+++ Task input

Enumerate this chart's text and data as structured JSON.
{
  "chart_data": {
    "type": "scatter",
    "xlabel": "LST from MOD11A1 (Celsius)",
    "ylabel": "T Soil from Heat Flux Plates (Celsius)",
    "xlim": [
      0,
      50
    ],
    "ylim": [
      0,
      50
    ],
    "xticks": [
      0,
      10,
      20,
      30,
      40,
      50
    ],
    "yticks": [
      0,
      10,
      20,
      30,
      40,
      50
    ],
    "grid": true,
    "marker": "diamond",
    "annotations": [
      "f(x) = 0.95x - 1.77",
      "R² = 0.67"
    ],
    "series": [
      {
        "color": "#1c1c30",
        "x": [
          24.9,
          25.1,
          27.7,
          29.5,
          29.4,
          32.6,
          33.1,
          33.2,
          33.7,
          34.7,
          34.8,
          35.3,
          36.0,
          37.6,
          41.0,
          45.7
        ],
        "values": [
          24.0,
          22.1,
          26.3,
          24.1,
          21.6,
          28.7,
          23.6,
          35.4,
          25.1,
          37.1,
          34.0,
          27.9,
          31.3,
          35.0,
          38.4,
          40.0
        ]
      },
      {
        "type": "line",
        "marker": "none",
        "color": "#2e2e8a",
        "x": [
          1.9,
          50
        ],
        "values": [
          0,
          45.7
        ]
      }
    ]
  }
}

++++++

__Your objective__
Repeat every entry exactly, please.

__Task answer__
Enumerate this chart's text and data as structured JSON.
{
  "chart_data": {
    "type": "scatter",
    "xlabel": "LST from MOD11A1 (Celsius)",
    "ylabel": "T Soil from Heat Flux Plates (Celsius)",
    "xlim": [
      0,
      50
    ],
    "ylim": [
      0,
      50
    ],
    "xticks": [
      0,
      10,
      20,
      30,
      40,
      50
    ],
    "yticks": [
      0,
      10,
      20,
      30,
      40,
      50
    ],
    "grid": true,
    "marker": "diamond",
    "annotations": [
      "f(x) = 0.95x - 1.77",
      "R² = 0.67"
    ],
    "series": [
      {
        "color": "#1c1c30",
        "x": [
          24.9,
          25.1,
          27.7,
          29.5,
          29.4,
          32.6,
          33.1,
          33.2,
          33.7,
          34.7,
          34.8,
          35.3,
          36.0,
          37.6,
          41.0,
          45.7
        ],
        "values": [
          24.0,
          22.1,
          26.3,
          24.1,
          21.6,
          28.7,
          23.6,
          35.4,
          25.1,
          37.1,
          34.0,
          27.9,
          31.3,
          35.0,
          38.4,
          40.0
        ]
      },
      {
        "type": "line",
        "marker": "none",
        "color": "#2e2e8a",
        "x": [
          1.9,
          50
        ],
        "values": [
          0,
          45.7
        ]
      }
    ]
  }
}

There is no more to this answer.